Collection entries
□ □ □ □ □ □ □

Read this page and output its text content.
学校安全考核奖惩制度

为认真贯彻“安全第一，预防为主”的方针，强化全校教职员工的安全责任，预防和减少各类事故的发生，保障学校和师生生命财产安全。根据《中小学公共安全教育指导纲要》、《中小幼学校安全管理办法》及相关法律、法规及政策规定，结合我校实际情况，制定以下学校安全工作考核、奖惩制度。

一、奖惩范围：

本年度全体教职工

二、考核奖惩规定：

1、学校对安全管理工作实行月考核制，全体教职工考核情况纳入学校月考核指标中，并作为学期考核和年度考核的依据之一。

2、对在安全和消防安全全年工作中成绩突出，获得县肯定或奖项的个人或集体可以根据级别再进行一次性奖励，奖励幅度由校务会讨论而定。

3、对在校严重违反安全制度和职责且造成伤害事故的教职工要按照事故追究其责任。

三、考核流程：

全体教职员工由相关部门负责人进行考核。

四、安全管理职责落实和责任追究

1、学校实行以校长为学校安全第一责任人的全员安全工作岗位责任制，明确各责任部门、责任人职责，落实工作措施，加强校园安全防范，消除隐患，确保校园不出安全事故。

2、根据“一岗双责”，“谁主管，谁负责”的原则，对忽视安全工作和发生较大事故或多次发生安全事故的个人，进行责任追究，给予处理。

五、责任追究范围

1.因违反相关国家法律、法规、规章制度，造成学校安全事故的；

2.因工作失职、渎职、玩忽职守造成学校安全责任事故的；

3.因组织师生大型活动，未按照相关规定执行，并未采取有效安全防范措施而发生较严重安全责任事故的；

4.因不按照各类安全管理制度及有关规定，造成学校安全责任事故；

□ □ □ □ □ □ □

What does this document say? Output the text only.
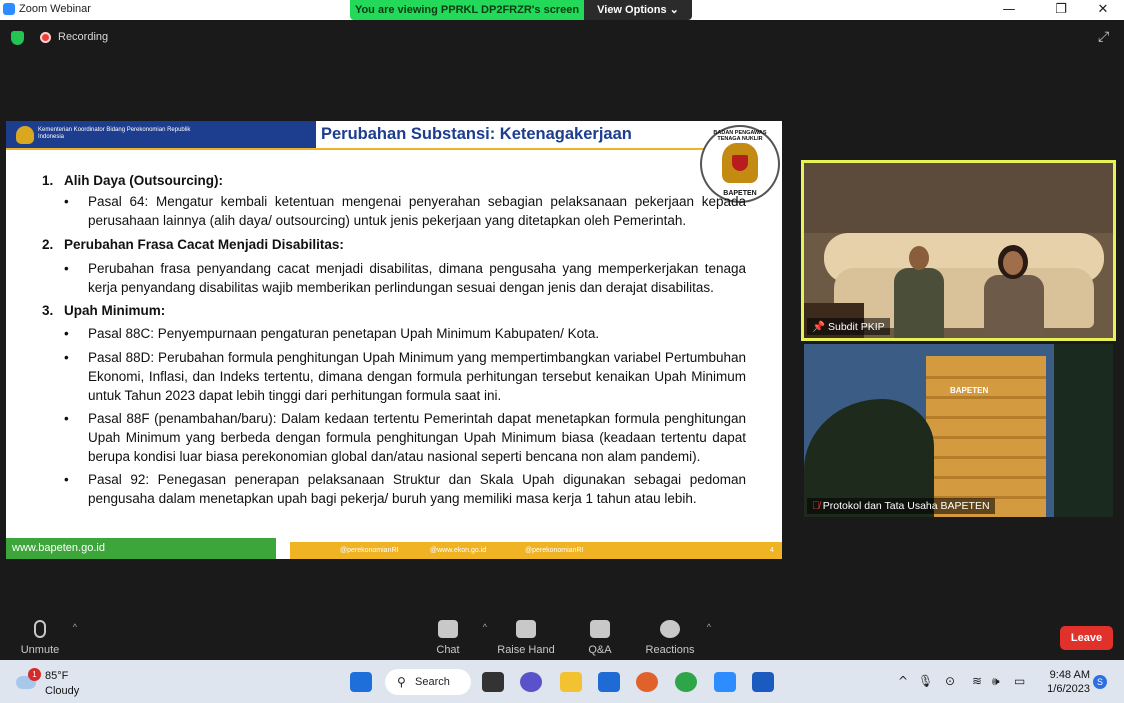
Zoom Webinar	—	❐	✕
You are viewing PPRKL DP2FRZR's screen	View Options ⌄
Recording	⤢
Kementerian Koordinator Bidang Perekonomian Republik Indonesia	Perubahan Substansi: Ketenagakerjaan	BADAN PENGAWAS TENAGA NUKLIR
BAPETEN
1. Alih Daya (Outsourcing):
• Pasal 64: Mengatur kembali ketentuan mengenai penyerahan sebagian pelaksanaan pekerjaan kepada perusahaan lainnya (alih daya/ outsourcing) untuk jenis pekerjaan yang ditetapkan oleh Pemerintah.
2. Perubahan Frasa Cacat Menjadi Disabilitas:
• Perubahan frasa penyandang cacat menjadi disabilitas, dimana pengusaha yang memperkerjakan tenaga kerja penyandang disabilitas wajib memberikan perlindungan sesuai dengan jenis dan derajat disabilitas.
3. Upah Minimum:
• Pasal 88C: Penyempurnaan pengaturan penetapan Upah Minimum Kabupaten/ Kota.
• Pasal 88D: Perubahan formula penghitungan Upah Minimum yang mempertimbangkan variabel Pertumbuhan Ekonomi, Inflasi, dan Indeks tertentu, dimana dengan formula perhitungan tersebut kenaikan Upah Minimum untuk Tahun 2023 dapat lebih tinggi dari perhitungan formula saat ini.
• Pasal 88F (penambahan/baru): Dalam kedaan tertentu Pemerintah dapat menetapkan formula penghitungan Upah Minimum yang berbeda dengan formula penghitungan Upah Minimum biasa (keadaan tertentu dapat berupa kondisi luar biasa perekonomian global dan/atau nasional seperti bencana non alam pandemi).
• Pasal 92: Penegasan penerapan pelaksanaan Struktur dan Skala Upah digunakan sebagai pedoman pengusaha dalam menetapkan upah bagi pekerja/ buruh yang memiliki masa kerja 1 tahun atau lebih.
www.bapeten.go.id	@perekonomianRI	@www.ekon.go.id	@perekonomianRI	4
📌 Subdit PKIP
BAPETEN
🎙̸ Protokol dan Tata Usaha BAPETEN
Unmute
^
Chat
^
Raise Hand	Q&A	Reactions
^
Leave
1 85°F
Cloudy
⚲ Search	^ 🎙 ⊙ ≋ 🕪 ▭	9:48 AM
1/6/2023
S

□ □ □ □ □ □ □

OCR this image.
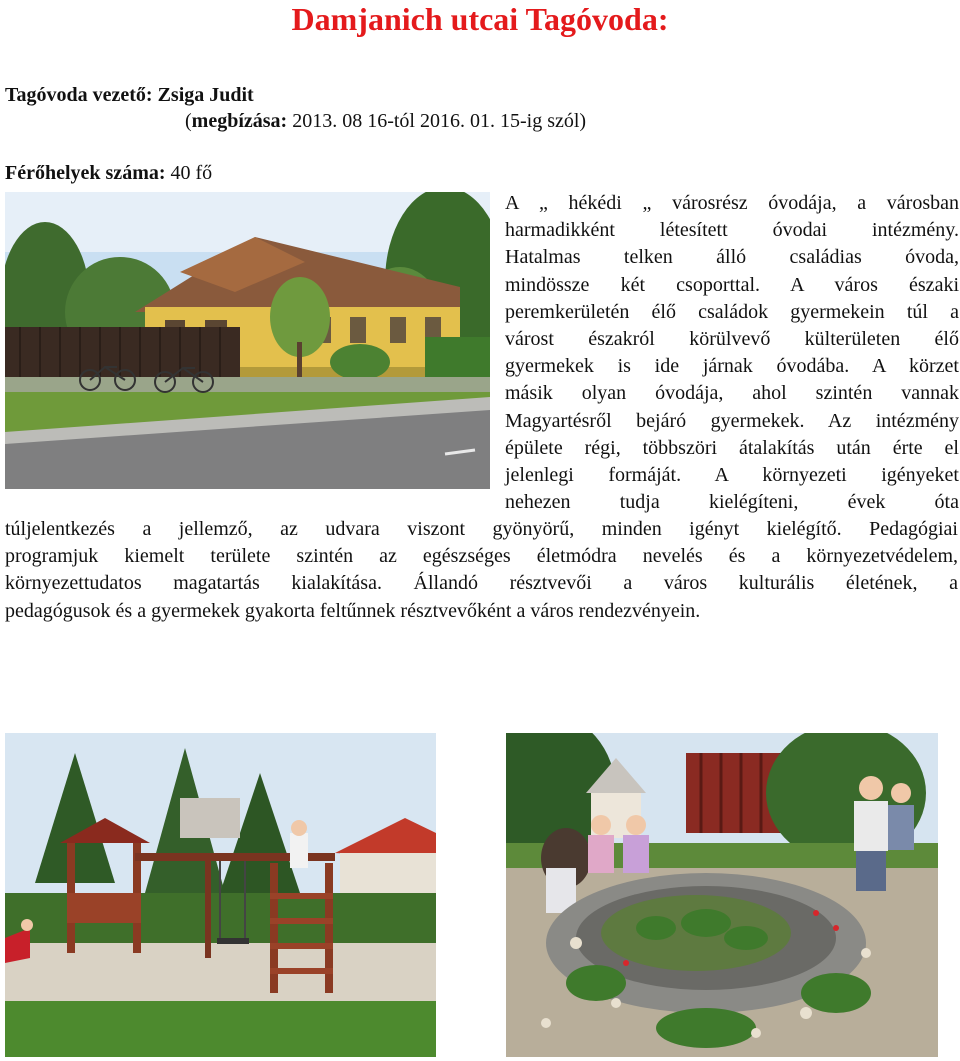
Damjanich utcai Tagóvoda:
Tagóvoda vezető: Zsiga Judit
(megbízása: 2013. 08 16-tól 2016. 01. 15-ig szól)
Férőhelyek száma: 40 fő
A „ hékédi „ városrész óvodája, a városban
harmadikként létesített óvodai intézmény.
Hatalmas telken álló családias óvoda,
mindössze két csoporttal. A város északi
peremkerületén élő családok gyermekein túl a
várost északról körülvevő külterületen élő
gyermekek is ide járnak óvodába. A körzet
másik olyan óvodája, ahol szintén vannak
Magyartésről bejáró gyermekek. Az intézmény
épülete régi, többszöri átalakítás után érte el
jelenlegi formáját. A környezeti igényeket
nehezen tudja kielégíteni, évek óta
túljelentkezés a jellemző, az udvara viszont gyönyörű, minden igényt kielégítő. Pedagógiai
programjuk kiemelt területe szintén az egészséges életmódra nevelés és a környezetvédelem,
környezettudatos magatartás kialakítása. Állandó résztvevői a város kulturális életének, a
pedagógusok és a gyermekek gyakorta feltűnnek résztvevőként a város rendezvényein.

□ □ □ □ □ □ □

**EXERCISE BRIEF:**
Pick out lines containing the word "untuk", each one as written.

**ANSWER TO THE PROBLEM:**
• Pasal 64: Mengatur kembali ketentuan mengenai penyerahan sebagian pelaksanaan pekerjaan kepada perusahaan lainnya (alih daya/ outsourcing) untuk jenis pekerjaan yang ditetapkan oleh Pemerintah.
• Pasal 88D: Perubahan formula penghitungan Upah Minimum yang mempertimbangkan variabel Pertumbuhan Ekonomi, Inflasi, dan Indeks tertentu, dimana dengan formula perhitungan tersebut kenaikan Upah Minimum untuk Tahun 2023 dapat lebih tinggi dari perhitungan formula saat ini.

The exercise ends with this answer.